- _DIRECTION_: Copy all entries without alteration and skip the pictures they hold.

- _DATASET ROWS_:

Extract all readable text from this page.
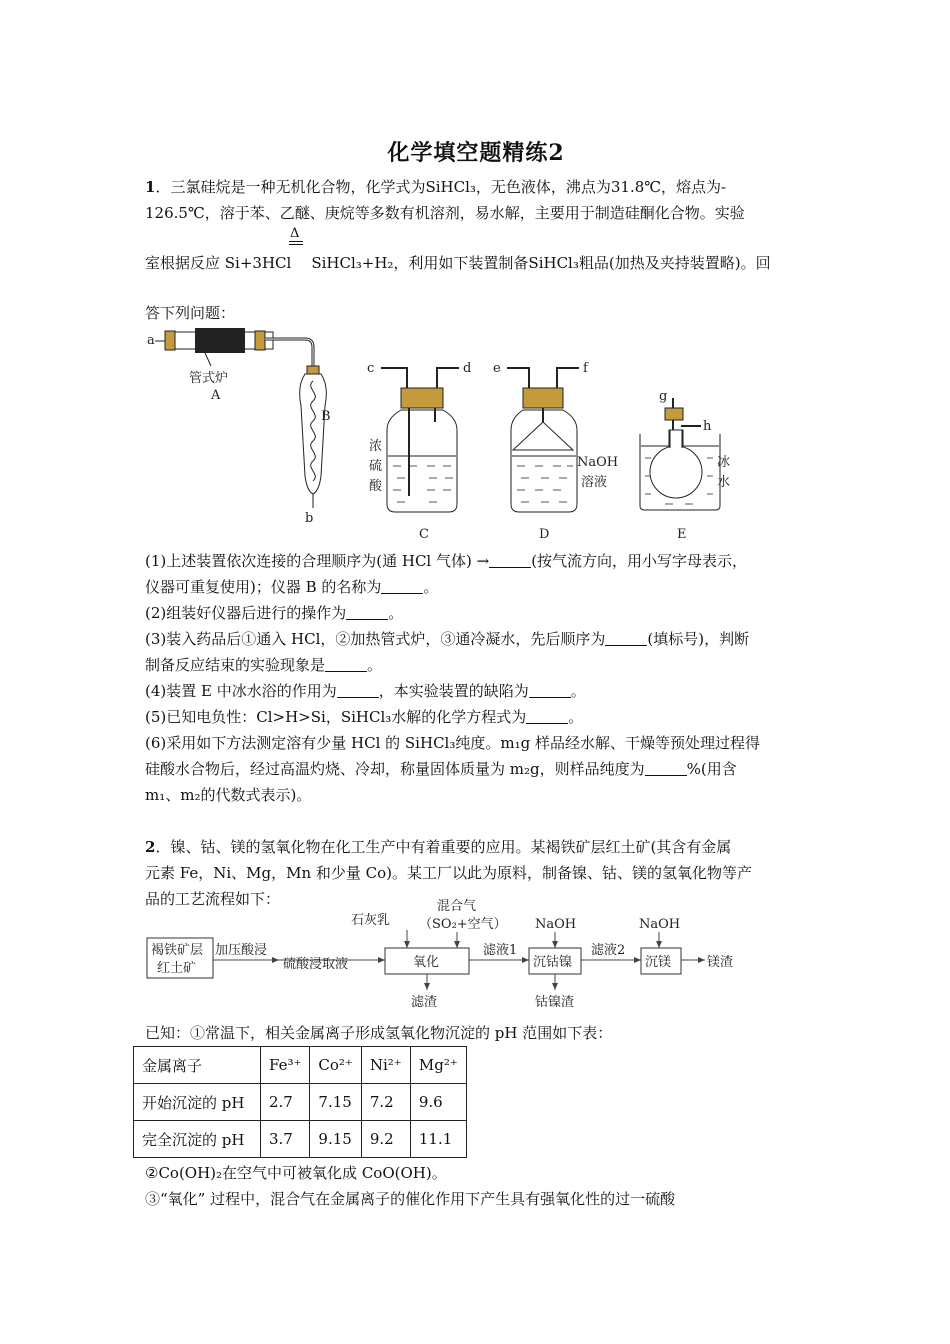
化学填空题精练2
1．三氯硅烷是一种无机化合物，化学式为SiHCl₃，无色液体，沸点为31.8℃，熔点为-
126.5℃，溶于苯、乙醚、庚烷等多数有机溶剂，易水解，主要用于制造硅酮化合物。实验
Δ
室根据反应 Si+3HCl SiHCl₃+H₂，利用如下装置制备SiHCl₃粗品(加热及夹持装置略)。回
答下列问题：
a
管式炉
A
B
b
c	d
浓
硫
酸
C
e	f
NaOH
溶液
D
g
h
冰
水
E
(1)上述装置依次连接的合理顺序为(通 HCl 气体) →	(按气流方向，用小写字母表示，
仪器可重复使用)；仪器 B 的名称为	。
(2)组装好仪器后进行的操作为	。
(3)装入药品后①通入 HCl，②加热管式炉，③通冷凝水，先后顺序为	(填标号)，判断
制备反应结束的实验现象是	。
(4)装置 E 中冰水浴的作用为	，本实验装置的缺陷为	。
(5)已知电负性：Cl>H>Si，SiHCl₃水解的化学方程式为	。
(6)采用如下方法测定溶有少量 HCl 的 SiHCl₃纯度。m₁g 样品经水解、干燥等预处理过程得
硅酸水合物后，经过高温灼烧、冷却，称量固体质量为 m₂g，则样品纯度为	%(用含
m₁、m₂的代数式表示)。
2．镍、钴、镁的氢氧化物在化工生产中有着重要的应用。某褐铁矿层红土矿(其含有金属
元素 Fe，Ni、Mg，Mn 和少量 Co)。某工厂以此为原料，制备镍、钴、镁的氢氧化物等产
品的工艺流程如下：
褐铁矿层
红土矿
加压酸浸
硫酸浸取液
石灰乳
混合气
（SO₂+空气）
氧化
滤渣
滤液1
NaOH
沉钴镍
钴镍渣
滤液2
NaOH
沉镁	镁渣
已知：①常温下，相关金属离子形成氢氧化物沉淀的 pH 范围如下表：
金属离子	Fe³⁺	Co²⁺	Ni²⁺	Mg²⁺
开始沉淀的 pH	2.7	7.15	7.2	9.6
完全沉淀的 pH	3.7	9.15	9.2	11.1
②Co(OH)₂在空气中可被氧化成 CoO(OH)。
③“氧化” 过程中，混合气在金属离子的催化作用下产生具有强氧化性的过一硫酸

- _WRITTEN REPLY_:
Extract all readable text from this page.
化学填空题精练2
1．三氯硅烷是一种无机化合物，化学式为SiHCl₃，无色液体，沸点为31.8℃，熔点为-
126.5℃，溶于苯、乙醚、庚烷等多数有机溶剂，易水解，主要用于制造硅酮化合物。实验
Δ
室根据反应 Si+3HCl SiHCl₃+H₂，利用如下装置制备SiHCl₃粗品(加热及夹持装置略)。回
答下列问题：
a
管式炉
A
B
b
c	d
浓
硫
酸
C
e	f
NaOH
溶液
D
g
h
冰
水
E
(1)上述装置依次连接的合理顺序为(通 HCl 气体) →	(按气流方向，用小写字母表示，
仪器可重复使用)；仪器 B 的名称为	。
(2)组装好仪器后进行的操作为	。
(3)装入药品后①通入 HCl，②加热管式炉，③通冷凝水，先后顺序为	(填标号)，判断
制备反应结束的实验现象是	。
(4)装置 E 中冰水浴的作用为	，本实验装置的缺陷为	。
(5)已知电负性：Cl>H>Si，SiHCl₃水解的化学方程式为	。
(6)采用如下方法测定溶有少量 HCl 的 SiHCl₃纯度。m₁g 样品经水解、干燥等预处理过程得
硅酸水合物后，经过高温灼烧、冷却，称量固体质量为 m₂g，则样品纯度为	%(用含
m₁、m₂的代数式表示)。
2．镍、钴、镁的氢氧化物在化工生产中有着重要的应用。某褐铁矿层红土矿(其含有金属
元素 Fe，Ni、Mg，Mn 和少量 Co)。某工厂以此为原料，制备镍、钴、镁的氢氧化物等产
品的工艺流程如下：
褐铁矿层
红土矿
加压酸浸
硫酸浸取液
石灰乳
混合气
（SO₂+空气）
氧化
滤渣
滤液1
NaOH
沉钴镍
钴镍渣
滤液2
NaOH
沉镁	镁渣
已知：①常温下，相关金属离子形成氢氧化物沉淀的 pH 范围如下表：
金属离子	Fe³⁺	Co²⁺	Ni²⁺	Mg²⁺
开始沉淀的 pH	2.7	7.15	7.2	9.6
完全沉淀的 pH	3.7	9.15	9.2	11.1
②Co(OH)₂在空气中可被氧化成 CoO(OH)。
③“氧化” 过程中，混合气在金属离子的催化作用下产生具有强氧化性的过一硫酸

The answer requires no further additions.